═════ TASK MATERIAL ═════

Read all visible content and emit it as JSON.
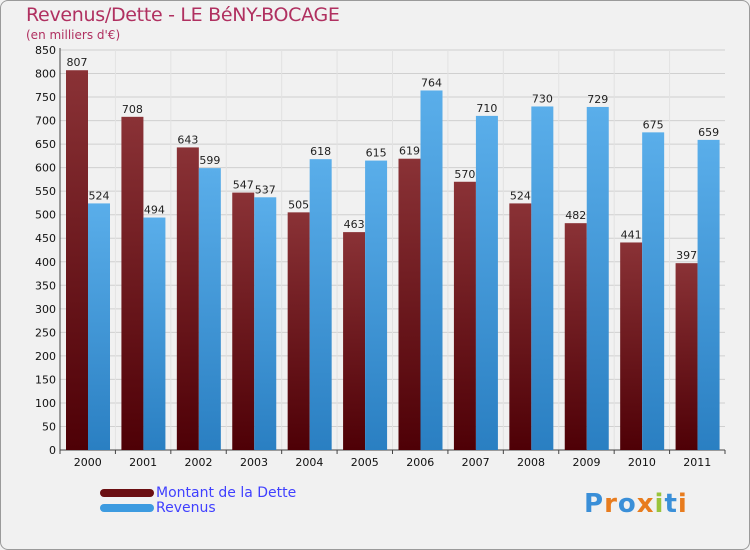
{
  "header": {
    "title": "Revenus/Dette - LE BéNY-BOCAGE",
    "subtitle": "(en milliers d'€)"
  },
  "colors": {
    "dette": "#6b0f12",
    "revenus": "#3d9be0",
    "title": "#b03060",
    "legend_text": "#4040ff"
  },
  "legend": {
    "dette_label": "Montant de la Dette",
    "revenus_label": "Revenus"
  },
  "logo": {
    "text": "Proxiti",
    "letters": [
      {
        "char": "P",
        "color": "#3a8fd8"
      },
      {
        "char": "r",
        "color": "#e87c1e"
      },
      {
        "char": "o",
        "color": "#3a8fd8"
      },
      {
        "char": "x",
        "color": "#e87c1e"
      },
      {
        "char": "i",
        "color": "#9ac43c"
      },
      {
        "char": "t",
        "color": "#3a8fd8"
      },
      {
        "char": "i",
        "color": "#e87c1e"
      }
    ]
  },
  "chart_data": {
    "type": "bar",
    "title": "Revenus/Dette - LE BéNY-BOCAGE",
    "subtitle": "(en milliers d'€)",
    "xlabel": "",
    "ylabel": "",
    "categories": [
      "2000",
      "2001",
      "2002",
      "2003",
      "2004",
      "2005",
      "2006",
      "2007",
      "2008",
      "2009",
      "2010",
      "2011"
    ],
    "series": [
      {
        "name": "Montant de la Dette",
        "values": [
          807,
          708,
          643,
          547,
          505,
          463,
          619,
          570,
          524,
          482,
          441,
          397
        ]
      },
      {
        "name": "Revenus",
        "values": [
          524,
          494,
          599,
          537,
          618,
          615,
          764,
          710,
          730,
          729,
          675,
          659
        ]
      }
    ],
    "ylim": [
      0,
      850
    ],
    "yticks": [
      0,
      50,
      100,
      150,
      200,
      250,
      300,
      350,
      400,
      450,
      500,
      550,
      600,
      650,
      700,
      750,
      800,
      850
    ],
    "grid": true,
    "legend_position": "bottom-left"
  }
}
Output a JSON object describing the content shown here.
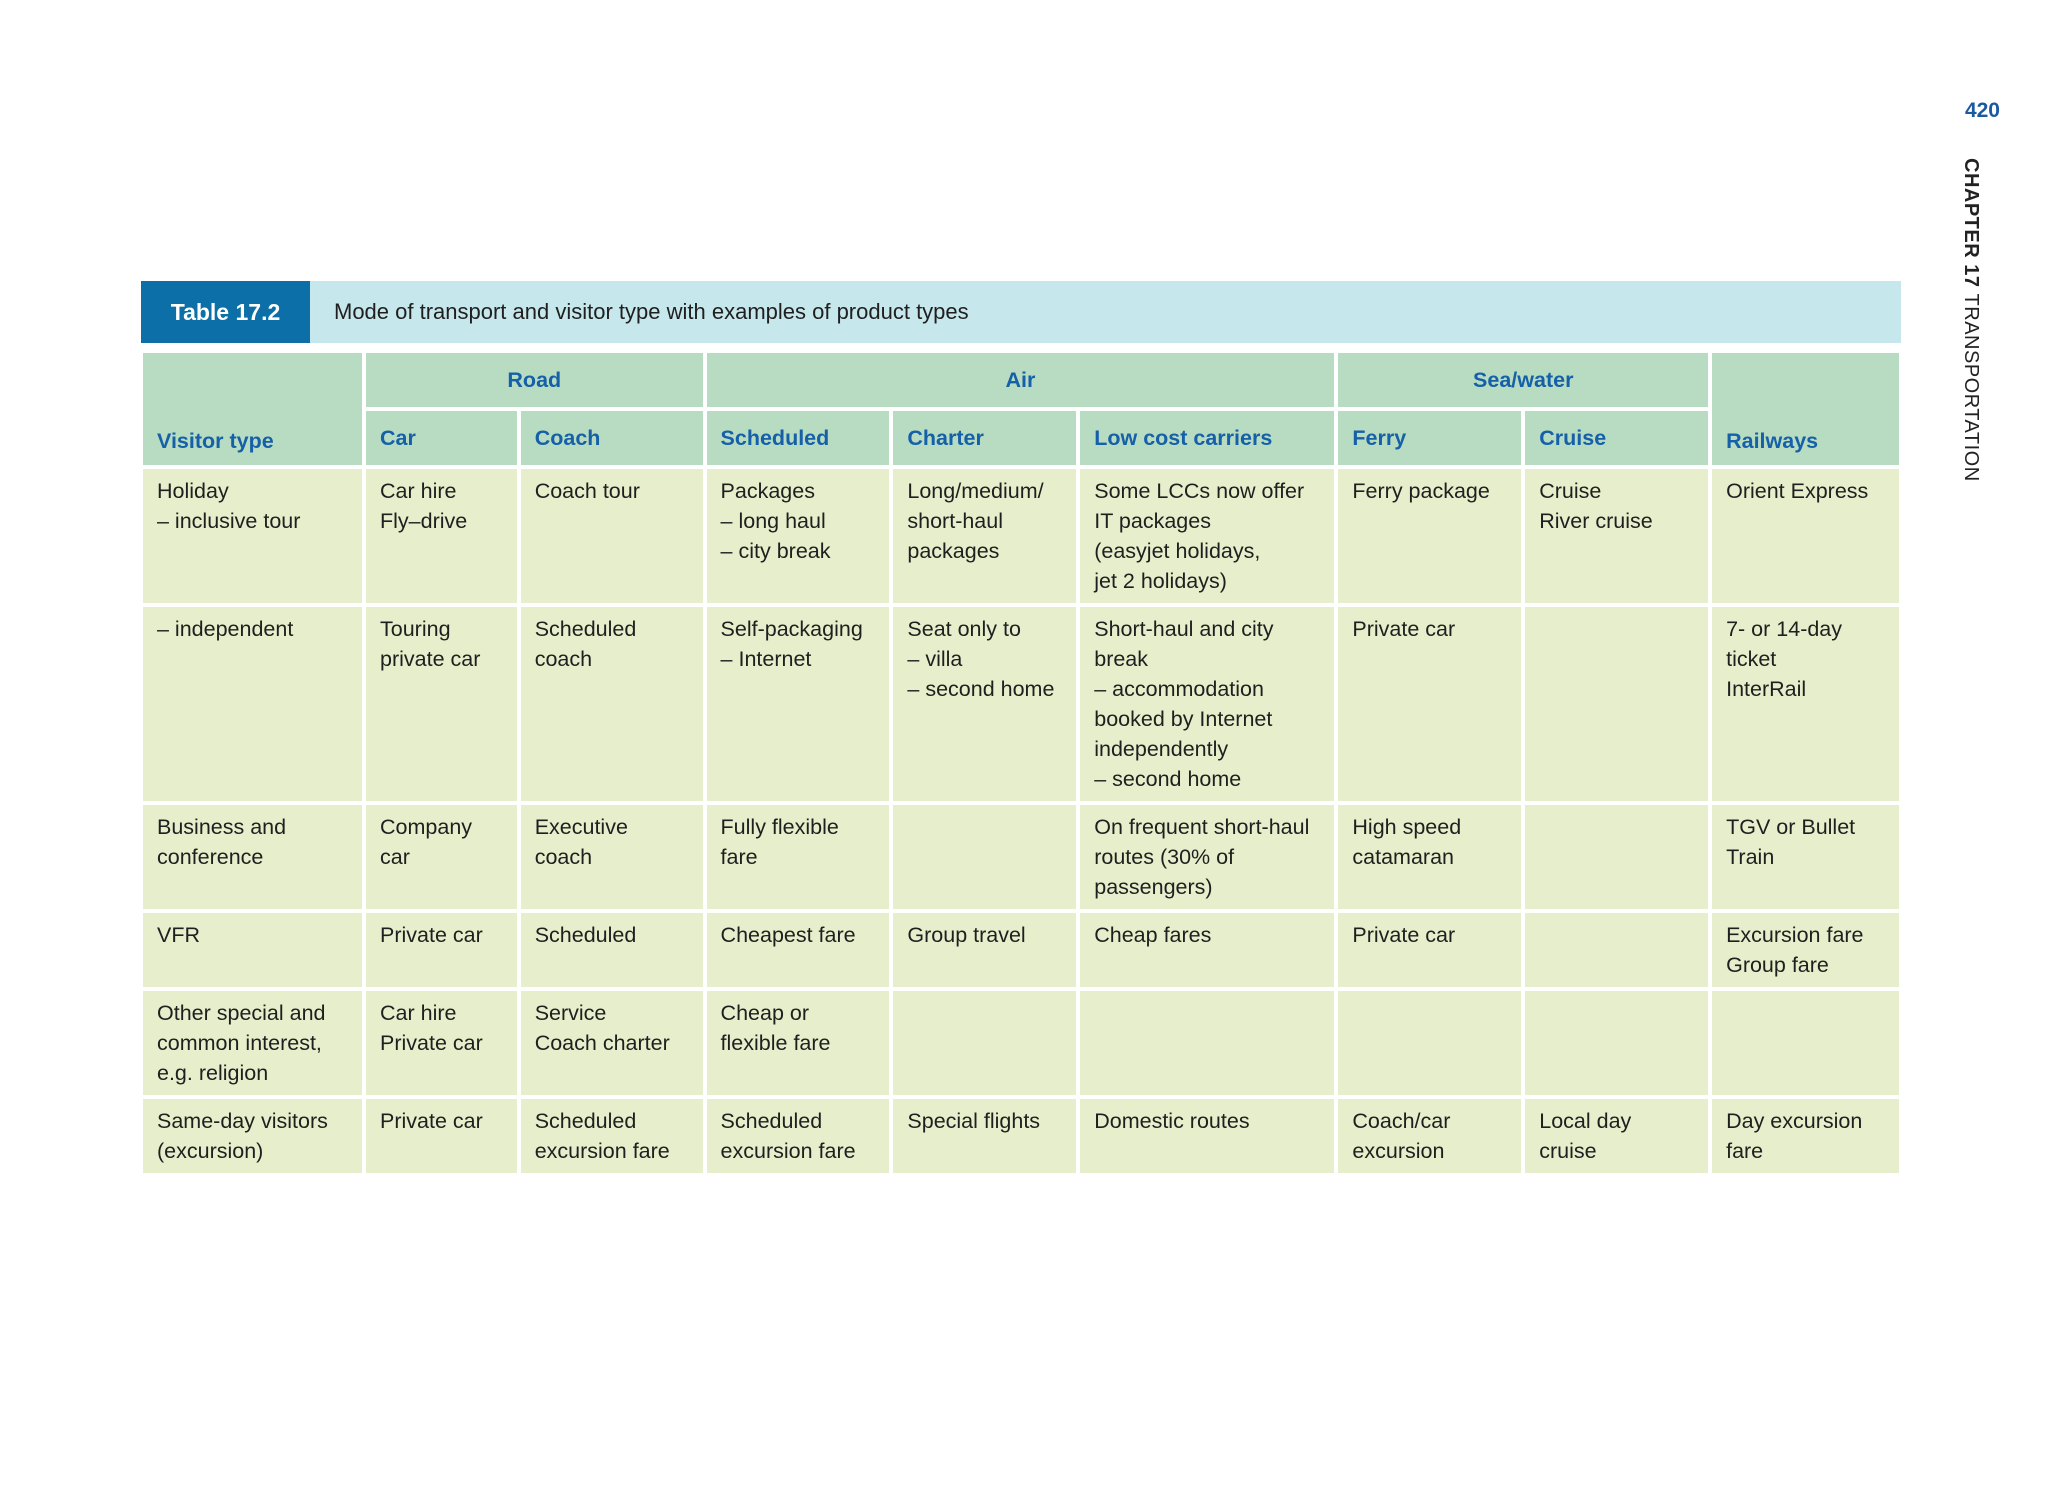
{
  "page": {
    "page_number": "420",
    "running_head_chapter": "CHAPTER 17",
    "running_head_title": "TRANSPORTATION"
  },
  "table": {
    "label": "Table 17.2",
    "caption": "Mode of transport and visitor type with examples of product types",
    "header": {
      "visitor_type": "Visitor type",
      "groups": {
        "road": "Road",
        "air": "Air",
        "sea_water": "Sea/water"
      },
      "columns": {
        "car": "Car",
        "coach": "Coach",
        "scheduled": "Scheduled",
        "charter": "Charter",
        "low_cost_carriers": "Low cost carriers",
        "ferry": "Ferry",
        "cruise": "Cruise",
        "railways": "Railways"
      }
    },
    "rows": [
      {
        "visitor": [
          "Holiday",
          "– inclusive tour"
        ],
        "car": [
          "Car hire",
          "Fly–drive"
        ],
        "coach": [
          "Coach tour"
        ],
        "scheduled": [
          "Packages",
          "– long haul",
          "– city break"
        ],
        "charter": [
          "Long/medium/",
          "short-haul",
          "packages"
        ],
        "lcc": [
          "Some LCCs now offer",
          "IT packages",
          "(easyjet holidays,",
          "jet 2 holidays)"
        ],
        "ferry": [
          "Ferry package"
        ],
        "cruise": [
          "Cruise",
          "River cruise"
        ],
        "railways": [
          "Orient Express"
        ]
      },
      {
        "visitor": [
          "– independent"
        ],
        "car": [
          "Touring",
          "private car"
        ],
        "coach": [
          "Scheduled",
          "coach"
        ],
        "scheduled": [
          "Self-packaging",
          "– Internet"
        ],
        "charter": [
          "Seat only to",
          "– villa",
          "– second home"
        ],
        "lcc": [
          "Short-haul and city",
          "break",
          "– accommodation",
          "booked by Internet",
          "independently",
          "– second home"
        ],
        "ferry": [
          "Private car"
        ],
        "cruise": [],
        "railways": [
          "7- or 14-day",
          "ticket",
          "InterRail"
        ]
      },
      {
        "visitor": [
          "Business and",
          "conference"
        ],
        "car": [
          "Company",
          "car"
        ],
        "coach": [
          "Executive",
          "coach"
        ],
        "scheduled": [
          "Fully flexible",
          "fare"
        ],
        "charter": [],
        "lcc": [
          "On frequent short-haul",
          "routes (30% of",
          "passengers)"
        ],
        "ferry": [
          "High speed",
          "catamaran"
        ],
        "cruise": [],
        "railways": [
          "TGV or Bullet",
          "Train"
        ]
      },
      {
        "visitor": [
          "VFR"
        ],
        "car": [
          "Private car"
        ],
        "coach": [
          "Scheduled"
        ],
        "scheduled": [
          "Cheapest fare"
        ],
        "charter": [
          "Group travel"
        ],
        "lcc": [
          "Cheap fares"
        ],
        "ferry": [
          "Private car"
        ],
        "cruise": [],
        "railways": [
          "Excursion fare",
          "Group fare"
        ]
      },
      {
        "visitor": [
          "Other special and",
          "common interest,",
          "e.g. religion"
        ],
        "car": [
          "Car hire",
          "Private car"
        ],
        "coach": [
          "Service",
          "Coach charter"
        ],
        "scheduled": [
          "Cheap or",
          "flexible fare"
        ],
        "charter": [],
        "lcc": [],
        "ferry": [],
        "cruise": [],
        "railways": []
      },
      {
        "visitor": [
          "Same-day visitors",
          "(excursion)"
        ],
        "car": [
          "Private car"
        ],
        "coach": [
          "Scheduled",
          "excursion fare"
        ],
        "scheduled": [
          "Scheduled",
          "excursion fare"
        ],
        "charter": [
          "Special flights"
        ],
        "lcc": [
          "Domestic routes"
        ],
        "ferry": [
          "Coach/car",
          "excursion"
        ],
        "cruise": [
          "Local day",
          "cruise"
        ],
        "railways": [
          "Day excursion",
          "fare"
        ]
      }
    ]
  }
}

═════

● STATED GOAL
Output, exactly, all the records above; include no pictures.

● EXERCISE RESPONSE
Read all visible content and emit it as JSON.
{
  "header": {
    "title": "Revenus/Dette - LE BéNY-BOCAGE",
    "subtitle": "(en milliers d'€)"
  },
  "colors": {
    "dette": "#6b0f12",
    "revenus": "#3d9be0",
    "title": "#b03060",
    "legend_text": "#4040ff"
  },
  "legend": {
    "dette_label": "Montant de la Dette",
    "revenus_label": "Revenus"
  },
  "logo": {
    "text": "Proxiti",
    "letters": [
      {
        "char": "P",
        "color": "#3a8fd8"
      },
      {
        "char": "r",
        "color": "#e87c1e"
      },
      {
        "char": "o",
        "color": "#3a8fd8"
      },
      {
        "char": "x",
        "color": "#e87c1e"
      },
      {
        "char": "i",
        "color": "#9ac43c"
      },
      {
        "char": "t",
        "color": "#3a8fd8"
      },
      {
        "char": "i",
        "color": "#e87c1e"
      }
    ]
  },
  "chart_data": {
    "type": "bar",
    "title": "Revenus/Dette - LE BéNY-BOCAGE",
    "subtitle": "(en milliers d'€)",
    "xlabel": "",
    "ylabel": "",
    "categories": [
      "2000",
      "2001",
      "2002",
      "2003",
      "2004",
      "2005",
      "2006",
      "2007",
      "2008",
      "2009",
      "2010",
      "2011"
    ],
    "series": [
      {
        "name": "Montant de la Dette",
        "values": [
          807,
          708,
          643,
          547,
          505,
          463,
          619,
          570,
          524,
          482,
          441,
          397
        ]
      },
      {
        "name": "Revenus",
        "values": [
          524,
          494,
          599,
          537,
          618,
          615,
          764,
          710,
          730,
          729,
          675,
          659
        ]
      }
    ],
    "ylim": [
      0,
      850
    ],
    "yticks": [
      0,
      50,
      100,
      150,
      200,
      250,
      300,
      350,
      400,
      450,
      500,
      550,
      600,
      650,
      700,
      750,
      800,
      850
    ],
    "grid": true,
    "legend_position": "bottom-left"
  }
}
Output a JSON object describing the content shown here.
{
  "page": {
    "page_number": "420",
    "running_head_chapter": "CHAPTER 17",
    "running_head_title": "TRANSPORTATION"
  },
  "table": {
    "label": "Table 17.2",
    "caption": "Mode of transport and visitor type with examples of product types",
    "header": {
      "visitor_type": "Visitor type",
      "groups": {
        "road": "Road",
        "air": "Air",
        "sea_water": "Sea/water"
      },
      "columns": {
        "car": "Car",
        "coach": "Coach",
        "scheduled": "Scheduled",
        "charter": "Charter",
        "low_cost_carriers": "Low cost carriers",
        "ferry": "Ferry",
        "cruise": "Cruise",
        "railways": "Railways"
      }
    },
    "rows": [
      {
        "visitor": [
          "Holiday",
          "– inclusive tour"
        ],
        "car": [
          "Car hire",
          "Fly–drive"
        ],
        "coach": [
          "Coach tour"
        ],
        "scheduled": [
          "Packages",
          "– long haul",
          "– city break"
        ],
        "charter": [
          "Long/medium/",
          "short-haul",
          "packages"
        ],
        "lcc": [
          "Some LCCs now offer",
          "IT packages",
          "(easyjet holidays,",
          "jet 2 holidays)"
        ],
        "ferry": [
          "Ferry package"
        ],
        "cruise": [
          "Cruise",
          "River cruise"
        ],
        "railways": [
          "Orient Express"
        ]
      },
      {
        "visitor": [
          "– independent"
        ],
        "car": [
          "Touring",
          "private car"
        ],
        "coach": [
          "Scheduled",
          "coach"
        ],
        "scheduled": [
          "Self-packaging",
          "– Internet"
        ],
        "charter": [
          "Seat only to",
          "– villa",
          "– second home"
        ],
        "lcc": [
          "Short-haul and city",
          "break",
          "– accommodation",
          "booked by Internet",
          "independently",
          "– second home"
        ],
        "ferry": [
          "Private car"
        ],
        "cruise": [],
        "railways": [
          "7- or 14-day",
          "ticket",
          "InterRail"
        ]
      },
      {
        "visitor": [
          "Business and",
          "conference"
        ],
        "car": [
          "Company",
          "car"
        ],
        "coach": [
          "Executive",
          "coach"
        ],
        "scheduled": [
          "Fully flexible",
          "fare"
        ],
        "charter": [],
        "lcc": [
          "On frequent short-haul",
          "routes (30% of",
          "passengers)"
        ],
        "ferry": [
          "High speed",
          "catamaran"
        ],
        "cruise": [],
        "railways": [
          "TGV or Bullet",
          "Train"
        ]
      },
      {
        "visitor": [
          "VFR"
        ],
        "car": [
          "Private car"
        ],
        "coach": [
          "Scheduled"
        ],
        "scheduled": [
          "Cheapest fare"
        ],
        "charter": [
          "Group travel"
        ],
        "lcc": [
          "Cheap fares"
        ],
        "ferry": [
          "Private car"
        ],
        "cruise": [],
        "railways": [
          "Excursion fare",
          "Group fare"
        ]
      },
      {
        "visitor": [
          "Other special and",
          "common interest,",
          "e.g. religion"
        ],
        "car": [
          "Car hire",
          "Private car"
        ],
        "coach": [
          "Service",
          "Coach charter"
        ],
        "scheduled": [
          "Cheap or",
          "flexible fare"
        ],
        "charter": [],
        "lcc": [],
        "ferry": [],
        "cruise": [],
        "railways": []
      },
      {
        "visitor": [
          "Same-day visitors",
          "(excursion)"
        ],
        "car": [
          "Private car"
        ],
        "coach": [
          "Scheduled",
          "excursion fare"
        ],
        "scheduled": [
          "Scheduled",
          "excursion fare"
        ],
        "charter": [
          "Special flights"
        ],
        "lcc": [
          "Domestic routes"
        ],
        "ferry": [
          "Coach/car",
          "excursion"
        ],
        "cruise": [
          "Local day",
          "cruise"
        ],
        "railways": [
          "Day excursion",
          "fare"
        ]
      }
    ]
  }
}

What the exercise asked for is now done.